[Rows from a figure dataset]
◇ ◇ ◇ ◇ ◇
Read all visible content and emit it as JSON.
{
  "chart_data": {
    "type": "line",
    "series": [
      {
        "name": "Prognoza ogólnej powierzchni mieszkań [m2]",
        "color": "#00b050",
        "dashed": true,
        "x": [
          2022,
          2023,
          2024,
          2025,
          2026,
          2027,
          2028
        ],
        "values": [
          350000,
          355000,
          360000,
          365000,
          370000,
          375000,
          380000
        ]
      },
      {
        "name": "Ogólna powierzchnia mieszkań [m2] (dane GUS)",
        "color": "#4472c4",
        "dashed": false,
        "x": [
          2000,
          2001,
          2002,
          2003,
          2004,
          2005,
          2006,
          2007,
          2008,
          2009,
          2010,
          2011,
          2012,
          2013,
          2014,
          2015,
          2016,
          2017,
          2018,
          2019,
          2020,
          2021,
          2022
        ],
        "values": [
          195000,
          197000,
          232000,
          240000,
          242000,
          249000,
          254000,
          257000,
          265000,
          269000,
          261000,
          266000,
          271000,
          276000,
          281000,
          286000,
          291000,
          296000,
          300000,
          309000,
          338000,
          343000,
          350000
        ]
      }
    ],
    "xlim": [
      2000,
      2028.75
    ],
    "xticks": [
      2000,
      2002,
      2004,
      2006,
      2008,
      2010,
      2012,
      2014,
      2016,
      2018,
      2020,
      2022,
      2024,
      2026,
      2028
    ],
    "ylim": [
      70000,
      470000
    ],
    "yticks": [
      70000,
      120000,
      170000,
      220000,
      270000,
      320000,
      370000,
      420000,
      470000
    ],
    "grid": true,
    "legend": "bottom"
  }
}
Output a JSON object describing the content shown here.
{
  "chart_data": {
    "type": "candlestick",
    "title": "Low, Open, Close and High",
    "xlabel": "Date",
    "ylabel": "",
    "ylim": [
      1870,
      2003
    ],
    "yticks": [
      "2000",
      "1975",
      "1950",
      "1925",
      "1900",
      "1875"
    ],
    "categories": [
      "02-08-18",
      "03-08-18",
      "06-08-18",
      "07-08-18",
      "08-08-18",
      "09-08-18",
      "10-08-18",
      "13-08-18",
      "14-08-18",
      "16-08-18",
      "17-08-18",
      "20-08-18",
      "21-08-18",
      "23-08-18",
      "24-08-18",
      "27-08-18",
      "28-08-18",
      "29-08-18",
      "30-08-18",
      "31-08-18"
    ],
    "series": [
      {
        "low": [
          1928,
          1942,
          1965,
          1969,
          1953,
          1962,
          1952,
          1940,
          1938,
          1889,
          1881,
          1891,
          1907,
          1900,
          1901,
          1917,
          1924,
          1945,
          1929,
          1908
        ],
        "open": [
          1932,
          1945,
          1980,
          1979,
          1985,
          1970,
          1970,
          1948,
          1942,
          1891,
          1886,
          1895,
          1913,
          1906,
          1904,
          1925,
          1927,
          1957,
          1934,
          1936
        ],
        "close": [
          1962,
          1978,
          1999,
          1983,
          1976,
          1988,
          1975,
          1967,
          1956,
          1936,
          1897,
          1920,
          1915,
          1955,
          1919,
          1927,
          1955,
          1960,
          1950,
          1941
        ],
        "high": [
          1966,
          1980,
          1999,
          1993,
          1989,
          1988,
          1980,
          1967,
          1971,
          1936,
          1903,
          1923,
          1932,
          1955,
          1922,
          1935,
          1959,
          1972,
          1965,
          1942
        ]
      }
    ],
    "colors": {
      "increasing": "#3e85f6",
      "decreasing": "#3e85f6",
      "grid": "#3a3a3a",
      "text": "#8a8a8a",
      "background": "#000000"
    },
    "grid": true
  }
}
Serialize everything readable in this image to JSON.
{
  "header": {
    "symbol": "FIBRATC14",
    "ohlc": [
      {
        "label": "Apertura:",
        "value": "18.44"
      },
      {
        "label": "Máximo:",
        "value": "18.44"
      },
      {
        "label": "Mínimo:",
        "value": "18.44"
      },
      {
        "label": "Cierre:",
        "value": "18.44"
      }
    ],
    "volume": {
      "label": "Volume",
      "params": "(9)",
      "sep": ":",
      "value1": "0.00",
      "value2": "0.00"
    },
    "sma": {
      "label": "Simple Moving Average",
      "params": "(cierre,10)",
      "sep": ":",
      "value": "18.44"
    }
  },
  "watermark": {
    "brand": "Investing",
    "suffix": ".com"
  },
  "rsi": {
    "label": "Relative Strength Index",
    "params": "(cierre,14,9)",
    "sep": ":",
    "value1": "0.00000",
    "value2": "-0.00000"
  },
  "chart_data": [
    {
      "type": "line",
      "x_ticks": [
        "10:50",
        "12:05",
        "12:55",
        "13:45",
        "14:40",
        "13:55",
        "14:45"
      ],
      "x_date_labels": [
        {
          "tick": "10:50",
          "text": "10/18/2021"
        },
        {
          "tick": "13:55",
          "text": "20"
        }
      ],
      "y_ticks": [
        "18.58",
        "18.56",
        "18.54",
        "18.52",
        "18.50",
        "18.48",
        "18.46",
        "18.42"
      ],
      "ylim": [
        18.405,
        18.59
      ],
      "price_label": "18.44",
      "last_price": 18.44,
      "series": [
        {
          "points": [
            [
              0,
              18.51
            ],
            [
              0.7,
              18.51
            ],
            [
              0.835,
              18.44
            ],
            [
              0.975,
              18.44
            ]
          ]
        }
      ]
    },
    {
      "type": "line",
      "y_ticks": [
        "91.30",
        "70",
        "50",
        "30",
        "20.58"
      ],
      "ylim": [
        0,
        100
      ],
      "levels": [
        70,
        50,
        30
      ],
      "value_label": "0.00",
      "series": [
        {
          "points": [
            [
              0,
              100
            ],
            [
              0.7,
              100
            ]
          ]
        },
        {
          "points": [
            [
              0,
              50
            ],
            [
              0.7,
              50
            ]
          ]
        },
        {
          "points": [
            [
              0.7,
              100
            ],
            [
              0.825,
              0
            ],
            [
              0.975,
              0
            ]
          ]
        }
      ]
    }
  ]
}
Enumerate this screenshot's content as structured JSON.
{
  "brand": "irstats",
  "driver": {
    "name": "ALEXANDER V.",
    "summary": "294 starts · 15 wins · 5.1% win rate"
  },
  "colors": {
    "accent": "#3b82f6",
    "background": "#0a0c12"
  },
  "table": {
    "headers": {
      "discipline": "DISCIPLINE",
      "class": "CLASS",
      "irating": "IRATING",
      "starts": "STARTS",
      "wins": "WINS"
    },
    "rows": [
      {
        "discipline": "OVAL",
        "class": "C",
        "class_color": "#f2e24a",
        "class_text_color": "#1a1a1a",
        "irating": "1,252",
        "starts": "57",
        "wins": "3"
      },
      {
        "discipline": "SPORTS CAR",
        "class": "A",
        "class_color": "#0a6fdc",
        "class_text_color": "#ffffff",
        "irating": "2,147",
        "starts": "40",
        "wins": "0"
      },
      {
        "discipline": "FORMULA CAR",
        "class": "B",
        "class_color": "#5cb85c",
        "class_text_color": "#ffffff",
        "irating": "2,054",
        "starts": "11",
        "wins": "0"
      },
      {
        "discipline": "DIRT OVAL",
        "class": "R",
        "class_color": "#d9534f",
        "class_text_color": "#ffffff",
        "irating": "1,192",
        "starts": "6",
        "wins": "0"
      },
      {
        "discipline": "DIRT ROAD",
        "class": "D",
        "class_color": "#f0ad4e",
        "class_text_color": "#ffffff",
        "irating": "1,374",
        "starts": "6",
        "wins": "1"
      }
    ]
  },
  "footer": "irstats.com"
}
◇ ◇ ◇ ◇ ◇
Your instructions -
All of the entries must be written out exactly as they stand.

Complete response -
Read all visible content and emit it as JSON.
{
  "chart_data": {
    "type": "line",
    "series": [
      {
        "name": "Prognoza ogólnej powierzchni mieszkań [m2]",
        "color": "#00b050",
        "dashed": true,
        "x": [
          2022,
          2023,
          2024,
          2025,
          2026,
          2027,
          2028
        ],
        "values": [
          350000,
          355000,
          360000,
          365000,
          370000,
          375000,
          380000
        ]
      },
      {
        "name": "Ogólna powierzchnia mieszkań [m2] (dane GUS)",
        "color": "#4472c4",
        "dashed": false,
        "x": [
          2000,
          2001,
          2002,
          2003,
          2004,
          2005,
          2006,
          2007,
          2008,
          2009,
          2010,
          2011,
          2012,
          2013,
          2014,
          2015,
          2016,
          2017,
          2018,
          2019,
          2020,
          2021,
          2022
        ],
        "values": [
          195000,
          197000,
          232000,
          240000,
          242000,
          249000,
          254000,
          257000,
          265000,
          269000,
          261000,
          266000,
          271000,
          276000,
          281000,
          286000,
          291000,
          296000,
          300000,
          309000,
          338000,
          343000,
          350000
        ]
      }
    ],
    "xlim": [
      2000,
      2028.75
    ],
    "xticks": [
      2000,
      2002,
      2004,
      2006,
      2008,
      2010,
      2012,
      2014,
      2016,
      2018,
      2020,
      2022,
      2024,
      2026,
      2028
    ],
    "ylim": [
      70000,
      470000
    ],
    "yticks": [
      70000,
      120000,
      170000,
      220000,
      270000,
      320000,
      370000,
      420000,
      470000
    ],
    "grid": true,
    "legend": "bottom"
  }
}
Output a JSON object describing the content shown here.
{
  "chart_data": {
    "type": "candlestick",
    "title": "Low, Open, Close and High",
    "xlabel": "Date",
    "ylabel": "",
    "ylim": [
      1870,
      2003
    ],
    "yticks": [
      "2000",
      "1975",
      "1950",
      "1925",
      "1900",
      "1875"
    ],
    "categories": [
      "02-08-18",
      "03-08-18",
      "06-08-18",
      "07-08-18",
      "08-08-18",
      "09-08-18",
      "10-08-18",
      "13-08-18",
      "14-08-18",
      "16-08-18",
      "17-08-18",
      "20-08-18",
      "21-08-18",
      "23-08-18",
      "24-08-18",
      "27-08-18",
      "28-08-18",
      "29-08-18",
      "30-08-18",
      "31-08-18"
    ],
    "series": [
      {
        "low": [
          1928,
          1942,
          1965,
          1969,
          1953,
          1962,
          1952,
          1940,
          1938,
          1889,
          1881,
          1891,
          1907,
          1900,
          1901,
          1917,
          1924,
          1945,
          1929,
          1908
        ],
        "open": [
          1932,
          1945,
          1980,
          1979,
          1985,
          1970,
          1970,
          1948,
          1942,
          1891,
          1886,
          1895,
          1913,
          1906,
          1904,
          1925,
          1927,
          1957,
          1934,
          1936
        ],
        "close": [
          1962,
          1978,
          1999,
          1983,
          1976,
          1988,
          1975,
          1967,
          1956,
          1936,
          1897,
          1920,
          1915,
          1955,
          1919,
          1927,
          1955,
          1960,
          1950,
          1941
        ],
        "high": [
          1966,
          1980,
          1999,
          1993,
          1989,
          1988,
          1980,
          1967,
          1971,
          1936,
          1903,
          1923,
          1932,
          1955,
          1922,
          1935,
          1959,
          1972,
          1965,
          1942
        ]
      }
    ],
    "colors": {
      "increasing": "#3e85f6",
      "decreasing": "#3e85f6",
      "grid": "#3a3a3a",
      "text": "#8a8a8a",
      "background": "#000000"
    },
    "grid": true
  }
}
Serialize everything readable in this image to JSON.
{
  "header": {
    "symbol": "FIBRATC14",
    "ohlc": [
      {
        "label": "Apertura:",
        "value": "18.44"
      },
      {
        "label": "Máximo:",
        "value": "18.44"
      },
      {
        "label": "Mínimo:",
        "value": "18.44"
      },
      {
        "label": "Cierre:",
        "value": "18.44"
      }
    ],
    "volume": {
      "label": "Volume",
      "params": "(9)",
      "sep": ":",
      "value1": "0.00",
      "value2": "0.00"
    },
    "sma": {
      "label": "Simple Moving Average",
      "params": "(cierre,10)",
      "sep": ":",
      "value": "18.44"
    }
  },
  "watermark": {
    "brand": "Investing",
    "suffix": ".com"
  },
  "rsi": {
    "label": "Relative Strength Index",
    "params": "(cierre,14,9)",
    "sep": ":",
    "value1": "0.00000",
    "value2": "-0.00000"
  },
  "chart_data": [
    {
      "type": "line",
      "x_ticks": [
        "10:50",
        "12:05",
        "12:55",
        "13:45",
        "14:40",
        "13:55",
        "14:45"
      ],
      "x_date_labels": [
        {
          "tick": "10:50",
          "text": "10/18/2021"
        },
        {
          "tick": "13:55",
          "text": "20"
        }
      ],
      "y_ticks": [
        "18.58",
        "18.56",
        "18.54",
        "18.52",
        "18.50",
        "18.48",
        "18.46",
        "18.42"
      ],
      "ylim": [
        18.405,
        18.59
      ],
      "price_label": "18.44",
      "last_price": 18.44,
      "series": [
        {
          "points": [
            [
              0,
              18.51
            ],
            [
              0.7,
              18.51
            ],
            [
              0.835,
              18.44
            ],
            [
              0.975,
              18.44
            ]
          ]
        }
      ]
    },
    {
      "type": "line",
      "y_ticks": [
        "91.30",
        "70",
        "50",
        "30",
        "20.58"
      ],
      "ylim": [
        0,
        100
      ],
      "levels": [
        70,
        50,
        30
      ],
      "value_label": "0.00",
      "series": [
        {
          "points": [
            [
              0,
              100
            ],
            [
              0.7,
              100
            ]
          ]
        },
        {
          "points": [
            [
              0,
              50
            ],
            [
              0.7,
              50
            ]
          ]
        },
        {
          "points": [
            [
              0.7,
              100
            ],
            [
              0.825,
              0
            ],
            [
              0.975,
              0
            ]
          ]
        }
      ]
    }
  ]
}
Enumerate this screenshot's content as structured JSON.
{
  "brand": "irstats",
  "driver": {
    "name": "ALEXANDER V.",
    "summary": "294 starts · 15 wins · 5.1% win rate"
  },
  "colors": {
    "accent": "#3b82f6",
    "background": "#0a0c12"
  },
  "table": {
    "headers": {
      "discipline": "DISCIPLINE",
      "class": "CLASS",
      "irating": "IRATING",
      "starts": "STARTS",
      "wins": "WINS"
    },
    "rows": [
      {
        "discipline": "OVAL",
        "class": "C",
        "class_color": "#f2e24a",
        "class_text_color": "#1a1a1a",
        "irating": "1,252",
        "starts": "57",
        "wins": "3"
      },
      {
        "discipline": "SPORTS CAR",
        "class": "A",
        "class_color": "#0a6fdc",
        "class_text_color": "#ffffff",
        "irating": "2,147",
        "starts": "40",
        "wins": "0"
      },
      {
        "discipline": "FORMULA CAR",
        "class": "B",
        "class_color": "#5cb85c",
        "class_text_color": "#ffffff",
        "irating": "2,054",
        "starts": "11",
        "wins": "0"
      },
      {
        "discipline": "DIRT OVAL",
        "class": "R",
        "class_color": "#d9534f",
        "class_text_color": "#ffffff",
        "irating": "1,192",
        "starts": "6",
        "wins": "0"
      },
      {
        "discipline": "DIRT ROAD",
        "class": "D",
        "class_color": "#f0ad4e",
        "class_text_color": "#ffffff",
        "irating": "1,374",
        "starts": "6",
        "wins": "1"
      }
    ]
  },
  "footer": "irstats.com"
}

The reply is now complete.